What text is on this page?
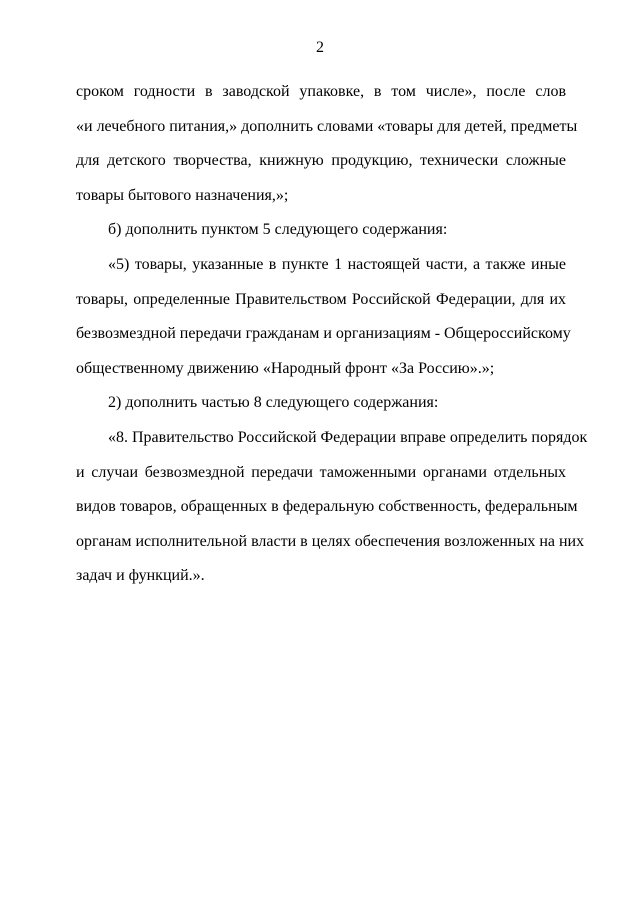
2
сроком годности в заводской упаковке, в том числе», после слов
«и лечебного питания,» дополнить словами «товары для детей, предметы
для детского творчества, книжную продукцию, технически сложные
товары бытового назначения,»;
б) дополнить пунктом 5 следующего содержания:
«5) товары, указанные в пункте 1 настоящей части, а также иные
товары, определенные Правительством Российской Федерации, для их
безвозмездной передачи гражданам и организациям - Общероссийскому
общественному движению «Народный фронт «За Россию».»;
2) дополнить частью 8 следующего содержания:
«8. Правительство Российской Федерации вправе определить порядок
и случаи безвозмездной передачи таможенными органами отдельных
видов товаров, обращенных в федеральную собственность, федеральным
органам исполнительной власти в целях обеспечения возложенных на них
задач и функций.».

Exercise instructions: Locate the lines above that contain "товары" and copy them.

Exercise response:
«и лечебного питания,» дополнить словами «товары для детей, предметы
товары бытового назначения,»;
«5) товары, указанные в пункте 1 настоящей части, а также иные
товары, определенные Правительством Российской Федерации, для их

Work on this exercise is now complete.